* WHAT TO WORK ON: Retype every entry word for word.
....
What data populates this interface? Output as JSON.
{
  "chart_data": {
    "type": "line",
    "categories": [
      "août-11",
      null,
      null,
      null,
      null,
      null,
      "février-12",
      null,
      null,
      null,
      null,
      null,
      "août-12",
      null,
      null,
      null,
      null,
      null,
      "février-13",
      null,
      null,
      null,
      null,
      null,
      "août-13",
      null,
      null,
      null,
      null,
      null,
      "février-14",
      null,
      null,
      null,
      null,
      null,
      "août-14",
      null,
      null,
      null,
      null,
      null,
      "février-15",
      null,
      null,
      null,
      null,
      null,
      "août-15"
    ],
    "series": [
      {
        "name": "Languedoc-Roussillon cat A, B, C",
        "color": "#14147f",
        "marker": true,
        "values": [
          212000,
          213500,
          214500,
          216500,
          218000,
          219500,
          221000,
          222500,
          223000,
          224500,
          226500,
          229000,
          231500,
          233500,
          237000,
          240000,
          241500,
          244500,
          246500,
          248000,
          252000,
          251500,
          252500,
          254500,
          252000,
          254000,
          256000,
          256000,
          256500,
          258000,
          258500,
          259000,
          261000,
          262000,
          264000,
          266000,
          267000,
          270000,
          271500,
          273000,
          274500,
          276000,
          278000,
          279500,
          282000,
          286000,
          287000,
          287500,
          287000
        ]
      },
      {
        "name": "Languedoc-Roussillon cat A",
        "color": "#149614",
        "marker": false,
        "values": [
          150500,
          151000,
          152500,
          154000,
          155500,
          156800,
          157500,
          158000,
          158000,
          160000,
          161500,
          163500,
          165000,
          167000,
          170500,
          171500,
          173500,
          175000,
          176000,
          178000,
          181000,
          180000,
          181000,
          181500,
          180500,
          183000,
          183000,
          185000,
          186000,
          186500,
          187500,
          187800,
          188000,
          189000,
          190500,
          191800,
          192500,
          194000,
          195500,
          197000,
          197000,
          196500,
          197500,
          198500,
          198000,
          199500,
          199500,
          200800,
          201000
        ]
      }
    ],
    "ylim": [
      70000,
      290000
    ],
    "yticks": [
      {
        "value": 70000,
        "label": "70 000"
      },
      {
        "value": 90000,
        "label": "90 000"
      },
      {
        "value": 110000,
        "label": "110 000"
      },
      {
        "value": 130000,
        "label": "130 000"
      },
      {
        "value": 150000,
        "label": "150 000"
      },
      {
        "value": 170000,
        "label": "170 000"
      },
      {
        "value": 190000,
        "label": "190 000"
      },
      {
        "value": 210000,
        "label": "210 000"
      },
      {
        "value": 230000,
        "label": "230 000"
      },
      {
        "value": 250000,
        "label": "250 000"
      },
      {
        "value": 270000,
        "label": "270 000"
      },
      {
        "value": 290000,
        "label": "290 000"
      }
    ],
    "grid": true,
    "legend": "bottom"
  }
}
....
* FINISHED EXERCISE:
What data populates this interface? Output as JSON.
{
  "chart_data": {
    "type": "line",
    "categories": [
      "août-11",
      null,
      null,
      null,
      null,
      null,
      "février-12",
      null,
      null,
      null,
      null,
      null,
      "août-12",
      null,
      null,
      null,
      null,
      null,
      "février-13",
      null,
      null,
      null,
      null,
      null,
      "août-13",
      null,
      null,
      null,
      null,
      null,
      "février-14",
      null,
      null,
      null,
      null,
      null,
      "août-14",
      null,
      null,
      null,
      null,
      null,
      "février-15",
      null,
      null,
      null,
      null,
      null,
      "août-15"
    ],
    "series": [
      {
        "name": "Languedoc-Roussillon cat A, B, C",
        "color": "#14147f",
        "marker": true,
        "values": [
          212000,
          213500,
          214500,
          216500,
          218000,
          219500,
          221000,
          222500,
          223000,
          224500,
          226500,
          229000,
          231500,
          233500,
          237000,
          240000,
          241500,
          244500,
          246500,
          248000,
          252000,
          251500,
          252500,
          254500,
          252000,
          254000,
          256000,
          256000,
          256500,
          258000,
          258500,
          259000,
          261000,
          262000,
          264000,
          266000,
          267000,
          270000,
          271500,
          273000,
          274500,
          276000,
          278000,
          279500,
          282000,
          286000,
          287000,
          287500,
          287000
        ]
      },
      {
        "name": "Languedoc-Roussillon cat A",
        "color": "#149614",
        "marker": false,
        "values": [
          150500,
          151000,
          152500,
          154000,
          155500,
          156800,
          157500,
          158000,
          158000,
          160000,
          161500,
          163500,
          165000,
          167000,
          170500,
          171500,
          173500,
          175000,
          176000,
          178000,
          181000,
          180000,
          181000,
          181500,
          180500,
          183000,
          183000,
          185000,
          186000,
          186500,
          187500,
          187800,
          188000,
          189000,
          190500,
          191800,
          192500,
          194000,
          195500,
          197000,
          197000,
          196500,
          197500,
          198500,
          198000,
          199500,
          199500,
          200800,
          201000
        ]
      }
    ],
    "ylim": [
      70000,
      290000
    ],
    "yticks": [
      {
        "value": 70000,
        "label": "70 000"
      },
      {
        "value": 90000,
        "label": "90 000"
      },
      {
        "value": 110000,
        "label": "110 000"
      },
      {
        "value": 130000,
        "label": "130 000"
      },
      {
        "value": 150000,
        "label": "150 000"
      },
      {
        "value": 170000,
        "label": "170 000"
      },
      {
        "value": 190000,
        "label": "190 000"
      },
      {
        "value": 210000,
        "label": "210 000"
      },
      {
        "value": 230000,
        "label": "230 000"
      },
      {
        "value": 250000,
        "label": "250 000"
      },
      {
        "value": 270000,
        "label": "270 000"
      },
      {
        "value": 290000,
        "label": "290 000"
      }
    ],
    "grid": true,
    "legend": "bottom"
  }
}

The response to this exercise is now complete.